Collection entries
* * * * * * *
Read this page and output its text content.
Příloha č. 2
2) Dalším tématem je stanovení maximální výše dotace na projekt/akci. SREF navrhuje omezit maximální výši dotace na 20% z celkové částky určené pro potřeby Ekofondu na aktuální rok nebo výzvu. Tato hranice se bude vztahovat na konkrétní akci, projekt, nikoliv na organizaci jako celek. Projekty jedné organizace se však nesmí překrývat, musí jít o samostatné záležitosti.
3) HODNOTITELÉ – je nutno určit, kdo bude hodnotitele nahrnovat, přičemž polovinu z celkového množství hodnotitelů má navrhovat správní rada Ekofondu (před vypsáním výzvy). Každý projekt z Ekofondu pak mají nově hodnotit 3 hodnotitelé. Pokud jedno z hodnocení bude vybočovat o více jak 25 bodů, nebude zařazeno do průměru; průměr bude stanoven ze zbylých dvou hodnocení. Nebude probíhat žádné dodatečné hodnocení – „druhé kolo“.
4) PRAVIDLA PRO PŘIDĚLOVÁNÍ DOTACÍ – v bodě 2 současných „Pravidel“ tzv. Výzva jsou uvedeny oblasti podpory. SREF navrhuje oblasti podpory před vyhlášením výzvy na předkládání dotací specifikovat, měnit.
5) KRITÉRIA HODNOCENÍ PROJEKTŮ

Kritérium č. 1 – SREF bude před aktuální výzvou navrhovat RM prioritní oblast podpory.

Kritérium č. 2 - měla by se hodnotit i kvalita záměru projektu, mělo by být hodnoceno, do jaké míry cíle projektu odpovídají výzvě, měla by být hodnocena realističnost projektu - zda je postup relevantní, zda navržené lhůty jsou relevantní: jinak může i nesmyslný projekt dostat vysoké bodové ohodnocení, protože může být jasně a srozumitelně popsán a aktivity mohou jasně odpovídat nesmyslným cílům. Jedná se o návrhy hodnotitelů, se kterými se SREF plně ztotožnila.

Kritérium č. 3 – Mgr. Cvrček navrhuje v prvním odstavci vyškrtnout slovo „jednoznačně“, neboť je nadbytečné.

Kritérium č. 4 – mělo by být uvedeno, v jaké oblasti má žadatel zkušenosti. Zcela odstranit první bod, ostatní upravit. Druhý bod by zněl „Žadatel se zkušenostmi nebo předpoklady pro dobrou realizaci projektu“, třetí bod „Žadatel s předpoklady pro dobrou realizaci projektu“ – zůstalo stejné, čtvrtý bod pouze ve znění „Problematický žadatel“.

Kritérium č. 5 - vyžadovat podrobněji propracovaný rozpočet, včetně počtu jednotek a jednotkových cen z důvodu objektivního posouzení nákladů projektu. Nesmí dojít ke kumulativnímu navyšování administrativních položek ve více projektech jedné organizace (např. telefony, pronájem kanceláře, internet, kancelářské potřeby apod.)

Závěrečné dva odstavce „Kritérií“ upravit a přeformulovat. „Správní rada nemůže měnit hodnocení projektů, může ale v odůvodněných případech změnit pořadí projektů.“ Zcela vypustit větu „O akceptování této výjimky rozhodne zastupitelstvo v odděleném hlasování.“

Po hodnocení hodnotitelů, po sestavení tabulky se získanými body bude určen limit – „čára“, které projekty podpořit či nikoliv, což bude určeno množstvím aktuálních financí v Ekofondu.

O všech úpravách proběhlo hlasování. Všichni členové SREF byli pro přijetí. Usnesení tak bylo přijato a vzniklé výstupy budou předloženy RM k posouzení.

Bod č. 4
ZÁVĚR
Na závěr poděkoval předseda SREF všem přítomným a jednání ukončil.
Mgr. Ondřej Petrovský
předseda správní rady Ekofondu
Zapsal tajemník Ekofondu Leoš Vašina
* * * * * * *
* _Problem requirements_:
Write every record out again, unaltered.

* _The reply_:
Read this page and output its text content.
Příloha č. 2
2) Dalším tématem je stanovení maximální výše dotace na projekt/akci. SREF navrhuje omezit maximální výši dotace na 20% z celkové částky určené pro potřeby Ekofondu na aktuální rok nebo výzvu. Tato hranice se bude vztahovat na konkrétní akci, projekt, nikoliv na organizaci jako celek. Projekty jedné organizace se však nesmí překrývat, musí jít o samostatné záležitosti.
3) HODNOTITELÉ – je nutno určit, kdo bude hodnotitele nahrnovat, přičemž polovinu z celkového množství hodnotitelů má navrhovat správní rada Ekofondu (před vypsáním výzvy). Každý projekt z Ekofondu pak mají nově hodnotit 3 hodnotitelé. Pokud jedno z hodnocení bude vybočovat o více jak 25 bodů, nebude zařazeno do průměru; průměr bude stanoven ze zbylých dvou hodnocení. Nebude probíhat žádné dodatečné hodnocení – „druhé kolo“.
4) PRAVIDLA PRO PŘIDĚLOVÁNÍ DOTACÍ – v bodě 2 současných „Pravidel“ tzv. Výzva jsou uvedeny oblasti podpory. SREF navrhuje oblasti podpory před vyhlášením výzvy na předkládání dotací specifikovat, měnit.
5) KRITÉRIA HODNOCENÍ PROJEKTŮ

Kritérium č. 1 – SREF bude před aktuální výzvou navrhovat RM prioritní oblast podpory.

Kritérium č. 2 - měla by se hodnotit i kvalita záměru projektu, mělo by být hodnoceno, do jaké míry cíle projektu odpovídají výzvě, měla by být hodnocena realističnost projektu - zda je postup relevantní, zda navržené lhůty jsou relevantní: jinak může i nesmyslný projekt dostat vysoké bodové ohodnocení, protože může být jasně a srozumitelně popsán a aktivity mohou jasně odpovídat nesmyslným cílům. Jedná se o návrhy hodnotitelů, se kterými se SREF plně ztotožnila.

Kritérium č. 3 – Mgr. Cvrček navrhuje v prvním odstavci vyškrtnout slovo „jednoznačně“, neboť je nadbytečné.

Kritérium č. 4 – mělo by být uvedeno, v jaké oblasti má žadatel zkušenosti. Zcela odstranit první bod, ostatní upravit. Druhý bod by zněl „Žadatel se zkušenostmi nebo předpoklady pro dobrou realizaci projektu“, třetí bod „Žadatel s předpoklady pro dobrou realizaci projektu“ – zůstalo stejné, čtvrtý bod pouze ve znění „Problematický žadatel“.

Kritérium č. 5 - vyžadovat podrobněji propracovaný rozpočet, včetně počtu jednotek a jednotkových cen z důvodu objektivního posouzení nákladů projektu. Nesmí dojít ke kumulativnímu navyšování administrativních položek ve více projektech jedné organizace (např. telefony, pronájem kanceláře, internet, kancelářské potřeby apod.)

Závěrečné dva odstavce „Kritérií“ upravit a přeformulovat. „Správní rada nemůže měnit hodnocení projektů, může ale v odůvodněných případech změnit pořadí projektů.“ Zcela vypustit větu „O akceptování této výjimky rozhodne zastupitelstvo v odděleném hlasování.“

Po hodnocení hodnotitelů, po sestavení tabulky se získanými body bude určen limit – „čára“, které projekty podpořit či nikoliv, což bude určeno množstvím aktuálních financí v Ekofondu.

O všech úpravách proběhlo hlasování. Všichni členové SREF byli pro přijetí. Usnesení tak bylo přijato a vzniklé výstupy budou předloženy RM k posouzení.

Bod č. 4
ZÁVĚR
Na závěr poděkoval předseda SREF všem přítomným a jednání ukončil.
Mgr. Ondřej Petrovský
předseda správní rady Ekofondu
Zapsal tajemník Ekofondu Leoš Vašina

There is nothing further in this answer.